▸ **Task description**
Copy out each line exactly as it appears.

--- Start of The records ---

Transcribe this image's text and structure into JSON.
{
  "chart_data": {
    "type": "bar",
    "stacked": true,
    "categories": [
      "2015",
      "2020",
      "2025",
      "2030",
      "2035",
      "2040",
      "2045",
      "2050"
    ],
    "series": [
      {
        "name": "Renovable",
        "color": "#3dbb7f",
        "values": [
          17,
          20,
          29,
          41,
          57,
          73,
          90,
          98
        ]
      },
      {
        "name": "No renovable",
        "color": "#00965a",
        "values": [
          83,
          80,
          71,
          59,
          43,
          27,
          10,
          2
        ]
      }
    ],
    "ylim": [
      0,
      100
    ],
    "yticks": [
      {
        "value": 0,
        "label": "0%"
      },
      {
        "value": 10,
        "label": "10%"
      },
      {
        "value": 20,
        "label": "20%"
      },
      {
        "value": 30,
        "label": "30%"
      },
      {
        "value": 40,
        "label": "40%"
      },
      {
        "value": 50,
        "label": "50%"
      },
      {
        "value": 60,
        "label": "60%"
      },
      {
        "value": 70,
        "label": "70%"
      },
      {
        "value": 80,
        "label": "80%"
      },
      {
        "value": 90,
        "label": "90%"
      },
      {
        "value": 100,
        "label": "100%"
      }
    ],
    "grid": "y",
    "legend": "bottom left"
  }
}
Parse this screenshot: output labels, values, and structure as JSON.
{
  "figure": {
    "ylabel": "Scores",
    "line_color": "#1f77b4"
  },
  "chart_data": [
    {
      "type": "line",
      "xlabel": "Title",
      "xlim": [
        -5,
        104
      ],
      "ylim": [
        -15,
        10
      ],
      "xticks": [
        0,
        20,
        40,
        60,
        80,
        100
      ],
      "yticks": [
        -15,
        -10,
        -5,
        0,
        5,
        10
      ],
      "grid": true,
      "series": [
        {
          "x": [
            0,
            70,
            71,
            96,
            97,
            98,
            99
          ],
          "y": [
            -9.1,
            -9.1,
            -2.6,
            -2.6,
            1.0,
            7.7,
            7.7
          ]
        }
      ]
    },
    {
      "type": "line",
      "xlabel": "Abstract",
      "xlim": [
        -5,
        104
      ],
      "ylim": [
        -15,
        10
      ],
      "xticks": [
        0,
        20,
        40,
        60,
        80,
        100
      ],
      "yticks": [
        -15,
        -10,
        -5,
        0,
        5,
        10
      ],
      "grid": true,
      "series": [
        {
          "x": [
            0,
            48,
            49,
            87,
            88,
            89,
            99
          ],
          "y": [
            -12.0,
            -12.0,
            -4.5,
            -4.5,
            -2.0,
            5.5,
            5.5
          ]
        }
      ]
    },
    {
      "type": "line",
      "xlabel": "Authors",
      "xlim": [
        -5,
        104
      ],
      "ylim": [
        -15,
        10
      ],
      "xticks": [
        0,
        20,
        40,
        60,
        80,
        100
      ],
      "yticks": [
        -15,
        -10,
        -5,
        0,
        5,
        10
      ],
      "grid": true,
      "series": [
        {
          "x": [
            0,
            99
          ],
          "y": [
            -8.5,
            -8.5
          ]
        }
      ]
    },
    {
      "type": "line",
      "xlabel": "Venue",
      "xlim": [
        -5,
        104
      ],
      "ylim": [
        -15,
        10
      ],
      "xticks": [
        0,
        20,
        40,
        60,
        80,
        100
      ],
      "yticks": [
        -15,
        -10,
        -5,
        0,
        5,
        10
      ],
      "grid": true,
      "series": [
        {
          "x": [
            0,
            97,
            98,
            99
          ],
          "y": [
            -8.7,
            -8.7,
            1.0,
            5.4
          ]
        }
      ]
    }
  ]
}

--- End of The records ---

▸ **Problem solution**
Transcribe this image's text and structure into JSON.
{
  "chart_data": {
    "type": "bar",
    "stacked": true,
    "categories": [
      "2015",
      "2020",
      "2025",
      "2030",
      "2035",
      "2040",
      "2045",
      "2050"
    ],
    "series": [
      {
        "name": "Renovable",
        "color": "#3dbb7f",
        "values": [
          17,
          20,
          29,
          41,
          57,
          73,
          90,
          98
        ]
      },
      {
        "name": "No renovable",
        "color": "#00965a",
        "values": [
          83,
          80,
          71,
          59,
          43,
          27,
          10,
          2
        ]
      }
    ],
    "ylim": [
      0,
      100
    ],
    "yticks": [
      {
        "value": 0,
        "label": "0%"
      },
      {
        "value": 10,
        "label": "10%"
      },
      {
        "value": 20,
        "label": "20%"
      },
      {
        "value": 30,
        "label": "30%"
      },
      {
        "value": 40,
        "label": "40%"
      },
      {
        "value": 50,
        "label": "50%"
      },
      {
        "value": 60,
        "label": "60%"
      },
      {
        "value": 70,
        "label": "70%"
      },
      {
        "value": 80,
        "label": "80%"
      },
      {
        "value": 90,
        "label": "90%"
      },
      {
        "value": 100,
        "label": "100%"
      }
    ],
    "grid": "y",
    "legend": "bottom left"
  }
}
Parse this screenshot: output labels, values, and structure as JSON.
{
  "figure": {
    "ylabel": "Scores",
    "line_color": "#1f77b4"
  },
  "chart_data": [
    {
      "type": "line",
      "xlabel": "Title",
      "xlim": [
        -5,
        104
      ],
      "ylim": [
        -15,
        10
      ],
      "xticks": [
        0,
        20,
        40,
        60,
        80,
        100
      ],
      "yticks": [
        -15,
        -10,
        -5,
        0,
        5,
        10
      ],
      "grid": true,
      "series": [
        {
          "x": [
            0,
            70,
            71,
            96,
            97,
            98,
            99
          ],
          "y": [
            -9.1,
            -9.1,
            -2.6,
            -2.6,
            1.0,
            7.7,
            7.7
          ]
        }
      ]
    },
    {
      "type": "line",
      "xlabel": "Abstract",
      "xlim": [
        -5,
        104
      ],
      "ylim": [
        -15,
        10
      ],
      "xticks": [
        0,
        20,
        40,
        60,
        80,
        100
      ],
      "yticks": [
        -15,
        -10,
        -5,
        0,
        5,
        10
      ],
      "grid": true,
      "series": [
        {
          "x": [
            0,
            48,
            49,
            87,
            88,
            89,
            99
          ],
          "y": [
            -12.0,
            -12.0,
            -4.5,
            -4.5,
            -2.0,
            5.5,
            5.5
          ]
        }
      ]
    },
    {
      "type": "line",
      "xlabel": "Authors",
      "xlim": [
        -5,
        104
      ],
      "ylim": [
        -15,
        10
      ],
      "xticks": [
        0,
        20,
        40,
        60,
        80,
        100
      ],
      "yticks": [
        -15,
        -10,
        -5,
        0,
        5,
        10
      ],
      "grid": true,
      "series": [
        {
          "x": [
            0,
            99
          ],
          "y": [
            -8.5,
            -8.5
          ]
        }
      ]
    },
    {
      "type": "line",
      "xlabel": "Venue",
      "xlim": [
        -5,
        104
      ],
      "ylim": [
        -15,
        10
      ],
      "xticks": [
        0,
        20,
        40,
        60,
        80,
        100
      ],
      "yticks": [
        -15,
        -10,
        -5,
        0,
        5,
        10
      ],
      "grid": true,
      "series": [
        {
          "x": [
            0,
            97,
            98,
            99
          ],
          "y": [
            -8.7,
            -8.7,
            1.0,
            5.4
          ]
        }
      ]
    }
  ]
}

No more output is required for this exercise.